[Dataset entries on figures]
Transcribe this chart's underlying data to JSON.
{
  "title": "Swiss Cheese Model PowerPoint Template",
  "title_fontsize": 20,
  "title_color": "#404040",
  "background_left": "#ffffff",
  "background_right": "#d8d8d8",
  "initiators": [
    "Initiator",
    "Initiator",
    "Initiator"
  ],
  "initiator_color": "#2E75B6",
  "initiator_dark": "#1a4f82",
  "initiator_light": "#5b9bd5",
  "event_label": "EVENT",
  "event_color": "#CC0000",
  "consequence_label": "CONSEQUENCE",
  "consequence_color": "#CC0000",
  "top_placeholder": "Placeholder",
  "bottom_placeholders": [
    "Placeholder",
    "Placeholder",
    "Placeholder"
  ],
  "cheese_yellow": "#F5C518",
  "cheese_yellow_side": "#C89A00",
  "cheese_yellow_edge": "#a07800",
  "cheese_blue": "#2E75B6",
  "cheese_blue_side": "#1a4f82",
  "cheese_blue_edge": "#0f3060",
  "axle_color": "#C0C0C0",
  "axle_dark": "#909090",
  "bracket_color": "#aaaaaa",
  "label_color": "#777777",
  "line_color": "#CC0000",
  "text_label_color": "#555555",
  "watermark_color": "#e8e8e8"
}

### SHORT PROBLEM
The records above should be returned exactly.

### WORKED SOLUTION
Transcribe this chart's underlying data to JSON.
{
  "title": "Swiss Cheese Model PowerPoint Template",
  "title_fontsize": 20,
  "title_color": "#404040",
  "background_left": "#ffffff",
  "background_right": "#d8d8d8",
  "initiators": [
    "Initiator",
    "Initiator",
    "Initiator"
  ],
  "initiator_color": "#2E75B6",
  "initiator_dark": "#1a4f82",
  "initiator_light": "#5b9bd5",
  "event_label": "EVENT",
  "event_color": "#CC0000",
  "consequence_label": "CONSEQUENCE",
  "consequence_color": "#CC0000",
  "top_placeholder": "Placeholder",
  "bottom_placeholders": [
    "Placeholder",
    "Placeholder",
    "Placeholder"
  ],
  "cheese_yellow": "#F5C518",
  "cheese_yellow_side": "#C89A00",
  "cheese_yellow_edge": "#a07800",
  "cheese_blue": "#2E75B6",
  "cheese_blue_side": "#1a4f82",
  "cheese_blue_edge": "#0f3060",
  "axle_color": "#C0C0C0",
  "axle_dark": "#909090",
  "bracket_color": "#aaaaaa",
  "label_color": "#777777",
  "line_color": "#CC0000",
  "text_label_color": "#555555",
  "watermark_color": "#e8e8e8"
}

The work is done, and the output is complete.